■ Task details
Give back the full listing verbatim, apart from its images.

[Records from a data source]

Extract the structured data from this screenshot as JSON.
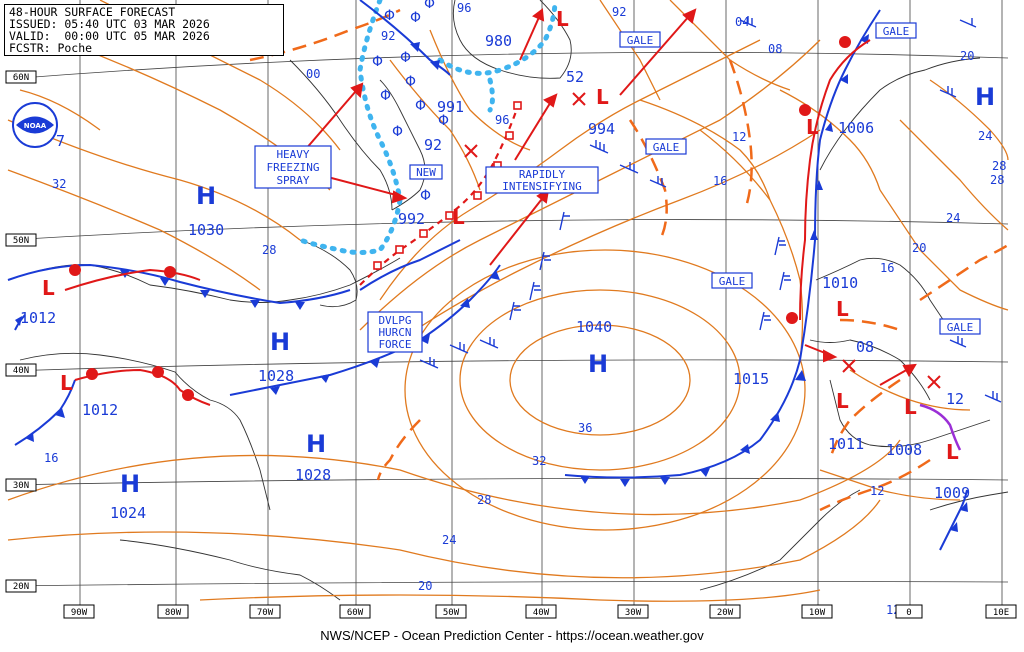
{
  "header": {
    "title": "48-HOUR SURFACE FORECAST",
    "issued": "ISSUED: 05:40 UTC 03 MAR 2026",
    "valid": "VALID:  00:00 UTC 05 MAR 2026",
    "forecaster": "FCSTR: Poche"
  },
  "footer": "NWS/NCEP - Ocean Prediction Center - https://ocean.weather.gov",
  "logo_text": "NOAA",
  "lat_labels": [
    "60N",
    "50N",
    "40N",
    "30N",
    "20N"
  ],
  "lon_labels": [
    "90W",
    "80W",
    "70W",
    "60W",
    "50W",
    "40W",
    "30W",
    "20W",
    "10W",
    "0",
    "10E"
  ],
  "highs": [
    {
      "label": "H",
      "pressure": "1030"
    },
    {
      "label": "H",
      "pressure": "1028"
    },
    {
      "label": "H",
      "pressure": "1028"
    },
    {
      "label": "H",
      "pressure": "1024"
    },
    {
      "label": "H",
      "pressure": "1040"
    },
    {
      "label": "H",
      "pressure": ""
    }
  ],
  "lows": [
    {
      "label": "L",
      "pressure": "980"
    },
    {
      "label": "L",
      "pressure": "52"
    },
    {
      "label": "L",
      "pressure": "992"
    },
    {
      "label": "L",
      "pressure": "1012"
    },
    {
      "label": "L",
      "pressure": "1012"
    },
    {
      "label": "L",
      "pressure": "1006"
    },
    {
      "label": "L",
      "pressure": "1010"
    },
    {
      "label": "L",
      "pressure": "1011"
    },
    {
      "label": "L",
      "pressure": "1008"
    },
    {
      "label": "L",
      "pressure": "1009"
    }
  ],
  "isobar_labels": [
    "96",
    "92",
    "00",
    "991",
    "92",
    "994",
    "32",
    "28",
    "04",
    "08",
    "12",
    "16",
    "20",
    "24",
    "28",
    "1015",
    "36",
    "32",
    "28",
    "24",
    "20",
    "16",
    "12",
    "08",
    "12",
    "12",
    "16",
    "20",
    "24",
    "28",
    "7",
    "96",
    "92"
  ],
  "annotations": {
    "heavy_freezing_spray": [
      "HEAVY",
      "FREEZING",
      "SPRAY"
    ],
    "new": "NEW",
    "rapidly_intensifying": [
      "RAPIDLY",
      "INTENSIFYING"
    ],
    "dvlpg_hurcn_force": [
      "DVLPG",
      "HURCN",
      "FORCE"
    ],
    "gale_boxes": [
      "GALE",
      "GALE",
      "GALE",
      "GALE",
      "GALE"
    ]
  },
  "colors": {
    "isobar": "#e07a1f",
    "front_cold": "#1a3bd6",
    "front_warm": "#e01818",
    "trough": "#f06a1a",
    "ice": "#3fb4ef",
    "arrow": "#e01818",
    "grid": "#1a1a1a",
    "high": "#1a3bd6",
    "low": "#e01818"
  }
}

■ Solution
Extract the structured data from this screenshot as JSON.
{
  "header": {
    "title": "48-HOUR SURFACE FORECAST",
    "issued": "ISSUED: 05:40 UTC 03 MAR 2026",
    "valid": "VALID:  00:00 UTC 05 MAR 2026",
    "forecaster": "FCSTR: Poche"
  },
  "footer": "NWS/NCEP - Ocean Prediction Center - https://ocean.weather.gov",
  "logo_text": "NOAA",
  "lat_labels": [
    "60N",
    "50N",
    "40N",
    "30N",
    "20N"
  ],
  "lon_labels": [
    "90W",
    "80W",
    "70W",
    "60W",
    "50W",
    "40W",
    "30W",
    "20W",
    "10W",
    "0",
    "10E"
  ],
  "highs": [
    {
      "label": "H",
      "pressure": "1030"
    },
    {
      "label": "H",
      "pressure": "1028"
    },
    {
      "label": "H",
      "pressure": "1028"
    },
    {
      "label": "H",
      "pressure": "1024"
    },
    {
      "label": "H",
      "pressure": "1040"
    },
    {
      "label": "H",
      "pressure": ""
    }
  ],
  "lows": [
    {
      "label": "L",
      "pressure": "980"
    },
    {
      "label": "L",
      "pressure": "52"
    },
    {
      "label": "L",
      "pressure": "992"
    },
    {
      "label": "L",
      "pressure": "1012"
    },
    {
      "label": "L",
      "pressure": "1012"
    },
    {
      "label": "L",
      "pressure": "1006"
    },
    {
      "label": "L",
      "pressure": "1010"
    },
    {
      "label": "L",
      "pressure": "1011"
    },
    {
      "label": "L",
      "pressure": "1008"
    },
    {
      "label": "L",
      "pressure": "1009"
    }
  ],
  "isobar_labels": [
    "96",
    "92",
    "00",
    "991",
    "92",
    "994",
    "32",
    "28",
    "04",
    "08",
    "12",
    "16",
    "20",
    "24",
    "28",
    "1015",
    "36",
    "32",
    "28",
    "24",
    "20",
    "16",
    "12",
    "08",
    "12",
    "12",
    "16",
    "20",
    "24",
    "28",
    "7",
    "96",
    "92"
  ],
  "annotations": {
    "heavy_freezing_spray": [
      "HEAVY",
      "FREEZING",
      "SPRAY"
    ],
    "new": "NEW",
    "rapidly_intensifying": [
      "RAPIDLY",
      "INTENSIFYING"
    ],
    "dvlpg_hurcn_force": [
      "DVLPG",
      "HURCN",
      "FORCE"
    ],
    "gale_boxes": [
      "GALE",
      "GALE",
      "GALE",
      "GALE",
      "GALE"
    ]
  },
  "colors": {
    "isobar": "#e07a1f",
    "front_cold": "#1a3bd6",
    "front_warm": "#e01818",
    "trough": "#f06a1a",
    "ice": "#3fb4ef",
    "arrow": "#e01818",
    "grid": "#1a1a1a",
    "high": "#1a3bd6",
    "low": "#e01818"
  }
}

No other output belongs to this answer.